PROBLEM DETAILS >> Below are some records. Pull every line that contains the word "ylabel".
####
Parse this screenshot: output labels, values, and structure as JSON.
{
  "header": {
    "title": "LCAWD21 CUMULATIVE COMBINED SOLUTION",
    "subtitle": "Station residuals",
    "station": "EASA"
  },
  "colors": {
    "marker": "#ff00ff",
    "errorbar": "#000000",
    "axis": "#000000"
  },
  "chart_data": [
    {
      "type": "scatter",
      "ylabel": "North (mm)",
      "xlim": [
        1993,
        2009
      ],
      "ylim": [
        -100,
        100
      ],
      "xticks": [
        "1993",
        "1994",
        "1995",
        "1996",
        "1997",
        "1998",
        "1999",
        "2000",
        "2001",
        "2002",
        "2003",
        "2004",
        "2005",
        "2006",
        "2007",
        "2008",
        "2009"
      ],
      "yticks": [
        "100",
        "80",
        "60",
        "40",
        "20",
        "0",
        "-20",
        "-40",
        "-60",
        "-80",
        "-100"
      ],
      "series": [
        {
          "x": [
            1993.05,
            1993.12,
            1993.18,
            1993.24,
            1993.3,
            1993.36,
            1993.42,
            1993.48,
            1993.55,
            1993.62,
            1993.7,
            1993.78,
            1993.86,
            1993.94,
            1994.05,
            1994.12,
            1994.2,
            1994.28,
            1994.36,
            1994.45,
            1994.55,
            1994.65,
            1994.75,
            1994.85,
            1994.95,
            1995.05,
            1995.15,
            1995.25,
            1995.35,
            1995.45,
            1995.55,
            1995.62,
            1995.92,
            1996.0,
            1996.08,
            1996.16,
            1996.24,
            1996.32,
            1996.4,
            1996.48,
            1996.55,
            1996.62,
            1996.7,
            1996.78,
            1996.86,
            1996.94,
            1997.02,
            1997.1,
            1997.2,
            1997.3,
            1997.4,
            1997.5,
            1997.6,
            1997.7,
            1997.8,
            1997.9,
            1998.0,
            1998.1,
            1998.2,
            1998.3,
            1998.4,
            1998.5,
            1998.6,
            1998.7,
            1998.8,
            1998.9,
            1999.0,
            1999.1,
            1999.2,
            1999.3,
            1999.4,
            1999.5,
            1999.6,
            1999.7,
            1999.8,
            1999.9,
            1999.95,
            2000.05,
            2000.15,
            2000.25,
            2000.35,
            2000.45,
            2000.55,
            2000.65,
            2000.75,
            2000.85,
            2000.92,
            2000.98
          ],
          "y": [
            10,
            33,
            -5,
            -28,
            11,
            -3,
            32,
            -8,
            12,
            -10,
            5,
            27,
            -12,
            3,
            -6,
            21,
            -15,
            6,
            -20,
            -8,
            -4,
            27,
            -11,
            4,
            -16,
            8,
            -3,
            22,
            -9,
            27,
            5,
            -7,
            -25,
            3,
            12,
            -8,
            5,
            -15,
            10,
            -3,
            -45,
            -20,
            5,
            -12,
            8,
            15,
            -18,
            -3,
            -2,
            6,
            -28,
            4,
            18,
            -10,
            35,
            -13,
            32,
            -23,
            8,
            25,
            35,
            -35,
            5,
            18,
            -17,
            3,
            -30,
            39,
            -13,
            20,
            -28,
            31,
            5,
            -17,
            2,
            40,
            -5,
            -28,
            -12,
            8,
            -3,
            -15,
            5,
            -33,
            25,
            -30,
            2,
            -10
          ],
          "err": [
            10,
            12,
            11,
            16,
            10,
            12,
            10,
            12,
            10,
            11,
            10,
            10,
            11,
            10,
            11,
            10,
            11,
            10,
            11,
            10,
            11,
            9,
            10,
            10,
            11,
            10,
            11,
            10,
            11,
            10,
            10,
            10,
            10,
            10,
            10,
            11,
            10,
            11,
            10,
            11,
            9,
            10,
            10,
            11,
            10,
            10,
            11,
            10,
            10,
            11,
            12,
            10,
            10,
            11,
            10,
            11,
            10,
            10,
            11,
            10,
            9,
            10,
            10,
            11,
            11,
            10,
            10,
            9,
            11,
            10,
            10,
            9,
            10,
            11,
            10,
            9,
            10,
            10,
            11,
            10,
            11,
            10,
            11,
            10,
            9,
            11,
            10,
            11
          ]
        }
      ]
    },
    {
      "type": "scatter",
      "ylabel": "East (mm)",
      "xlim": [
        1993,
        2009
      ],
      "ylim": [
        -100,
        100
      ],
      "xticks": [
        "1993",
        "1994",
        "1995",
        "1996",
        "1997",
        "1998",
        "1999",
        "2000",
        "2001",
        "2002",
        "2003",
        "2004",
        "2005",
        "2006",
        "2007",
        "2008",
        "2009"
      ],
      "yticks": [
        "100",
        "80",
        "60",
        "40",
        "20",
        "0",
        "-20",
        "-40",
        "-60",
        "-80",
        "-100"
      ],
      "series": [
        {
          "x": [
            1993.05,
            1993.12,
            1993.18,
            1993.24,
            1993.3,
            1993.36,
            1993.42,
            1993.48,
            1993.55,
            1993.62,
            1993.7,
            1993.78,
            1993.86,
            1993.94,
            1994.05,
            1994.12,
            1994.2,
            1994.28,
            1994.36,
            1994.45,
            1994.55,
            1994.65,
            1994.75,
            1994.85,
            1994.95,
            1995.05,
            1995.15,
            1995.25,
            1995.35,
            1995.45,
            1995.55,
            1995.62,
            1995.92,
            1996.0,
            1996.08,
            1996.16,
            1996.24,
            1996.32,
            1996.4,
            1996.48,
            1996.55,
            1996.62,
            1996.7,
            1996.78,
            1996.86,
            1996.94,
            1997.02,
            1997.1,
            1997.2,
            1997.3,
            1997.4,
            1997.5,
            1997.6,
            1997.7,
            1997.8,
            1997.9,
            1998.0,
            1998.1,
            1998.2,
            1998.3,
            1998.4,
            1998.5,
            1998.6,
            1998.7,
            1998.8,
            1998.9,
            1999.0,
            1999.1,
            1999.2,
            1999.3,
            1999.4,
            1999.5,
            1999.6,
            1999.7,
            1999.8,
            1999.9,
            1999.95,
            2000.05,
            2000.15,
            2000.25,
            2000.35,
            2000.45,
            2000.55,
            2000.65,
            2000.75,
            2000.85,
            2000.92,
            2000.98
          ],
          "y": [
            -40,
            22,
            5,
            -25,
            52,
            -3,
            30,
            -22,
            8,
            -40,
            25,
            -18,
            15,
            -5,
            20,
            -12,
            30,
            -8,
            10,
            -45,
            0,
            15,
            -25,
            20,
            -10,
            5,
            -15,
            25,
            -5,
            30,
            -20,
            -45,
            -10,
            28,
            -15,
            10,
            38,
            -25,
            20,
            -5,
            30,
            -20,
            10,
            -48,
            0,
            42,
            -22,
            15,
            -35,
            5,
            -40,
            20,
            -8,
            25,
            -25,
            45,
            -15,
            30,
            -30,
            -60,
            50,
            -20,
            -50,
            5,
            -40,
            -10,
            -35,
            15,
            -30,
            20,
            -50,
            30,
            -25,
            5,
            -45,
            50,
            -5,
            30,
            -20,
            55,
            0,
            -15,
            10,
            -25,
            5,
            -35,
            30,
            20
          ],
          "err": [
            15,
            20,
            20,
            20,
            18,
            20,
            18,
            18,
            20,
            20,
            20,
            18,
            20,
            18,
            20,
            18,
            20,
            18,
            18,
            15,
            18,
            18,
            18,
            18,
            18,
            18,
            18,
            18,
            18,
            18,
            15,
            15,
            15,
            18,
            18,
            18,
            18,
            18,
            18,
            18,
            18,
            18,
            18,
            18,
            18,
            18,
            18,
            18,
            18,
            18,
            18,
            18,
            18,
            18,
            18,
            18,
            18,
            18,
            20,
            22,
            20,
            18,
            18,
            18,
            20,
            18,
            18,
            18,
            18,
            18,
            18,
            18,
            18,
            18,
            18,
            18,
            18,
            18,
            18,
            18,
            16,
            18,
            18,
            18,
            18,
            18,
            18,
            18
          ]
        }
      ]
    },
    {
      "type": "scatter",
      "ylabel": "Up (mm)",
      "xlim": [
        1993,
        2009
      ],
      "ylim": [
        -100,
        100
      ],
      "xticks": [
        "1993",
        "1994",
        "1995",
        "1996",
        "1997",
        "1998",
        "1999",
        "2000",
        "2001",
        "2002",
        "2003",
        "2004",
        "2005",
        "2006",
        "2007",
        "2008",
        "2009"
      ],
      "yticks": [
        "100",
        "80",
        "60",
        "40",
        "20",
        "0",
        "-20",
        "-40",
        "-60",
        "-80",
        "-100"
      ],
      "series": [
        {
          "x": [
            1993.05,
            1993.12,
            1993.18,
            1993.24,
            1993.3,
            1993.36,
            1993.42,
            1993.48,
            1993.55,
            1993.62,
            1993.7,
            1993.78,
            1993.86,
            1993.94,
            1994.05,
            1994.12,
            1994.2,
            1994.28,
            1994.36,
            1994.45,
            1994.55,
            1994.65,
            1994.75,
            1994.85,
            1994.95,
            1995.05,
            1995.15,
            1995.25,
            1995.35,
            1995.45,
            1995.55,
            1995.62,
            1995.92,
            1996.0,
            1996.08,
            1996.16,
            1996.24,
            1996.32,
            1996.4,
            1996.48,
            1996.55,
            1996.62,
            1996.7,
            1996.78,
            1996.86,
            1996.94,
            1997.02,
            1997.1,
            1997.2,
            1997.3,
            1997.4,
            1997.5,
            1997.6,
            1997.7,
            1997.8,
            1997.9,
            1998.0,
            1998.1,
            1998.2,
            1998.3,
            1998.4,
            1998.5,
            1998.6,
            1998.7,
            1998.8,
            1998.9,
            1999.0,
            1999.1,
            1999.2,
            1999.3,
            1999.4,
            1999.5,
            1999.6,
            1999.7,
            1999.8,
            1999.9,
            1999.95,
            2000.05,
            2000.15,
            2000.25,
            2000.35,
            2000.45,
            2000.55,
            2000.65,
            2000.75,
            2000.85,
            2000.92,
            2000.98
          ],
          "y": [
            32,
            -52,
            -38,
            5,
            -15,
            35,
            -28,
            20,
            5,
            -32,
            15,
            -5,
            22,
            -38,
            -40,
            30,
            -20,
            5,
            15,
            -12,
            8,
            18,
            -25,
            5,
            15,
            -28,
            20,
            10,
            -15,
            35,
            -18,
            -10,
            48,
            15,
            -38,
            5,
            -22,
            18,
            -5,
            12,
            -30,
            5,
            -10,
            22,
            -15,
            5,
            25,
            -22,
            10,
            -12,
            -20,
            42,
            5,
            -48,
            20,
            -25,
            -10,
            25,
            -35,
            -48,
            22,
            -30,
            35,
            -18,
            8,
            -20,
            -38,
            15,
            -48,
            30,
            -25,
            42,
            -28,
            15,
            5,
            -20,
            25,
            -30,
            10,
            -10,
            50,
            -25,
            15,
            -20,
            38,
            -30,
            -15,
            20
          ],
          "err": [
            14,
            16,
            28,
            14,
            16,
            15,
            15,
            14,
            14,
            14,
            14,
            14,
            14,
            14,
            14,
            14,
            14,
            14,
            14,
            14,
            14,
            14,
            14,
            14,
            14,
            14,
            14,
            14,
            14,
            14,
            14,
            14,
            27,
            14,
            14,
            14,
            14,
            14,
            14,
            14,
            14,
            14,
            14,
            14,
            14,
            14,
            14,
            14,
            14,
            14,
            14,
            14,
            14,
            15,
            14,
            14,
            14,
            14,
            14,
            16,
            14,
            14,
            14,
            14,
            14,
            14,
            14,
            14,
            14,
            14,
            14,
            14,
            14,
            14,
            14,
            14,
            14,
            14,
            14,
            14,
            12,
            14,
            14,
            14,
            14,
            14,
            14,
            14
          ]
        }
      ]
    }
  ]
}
####
COMPLETE RESPONSE >>
      "ylabel": "North (mm)",
      "ylabel": "East (mm)",
      "ylabel": "Up (mm)",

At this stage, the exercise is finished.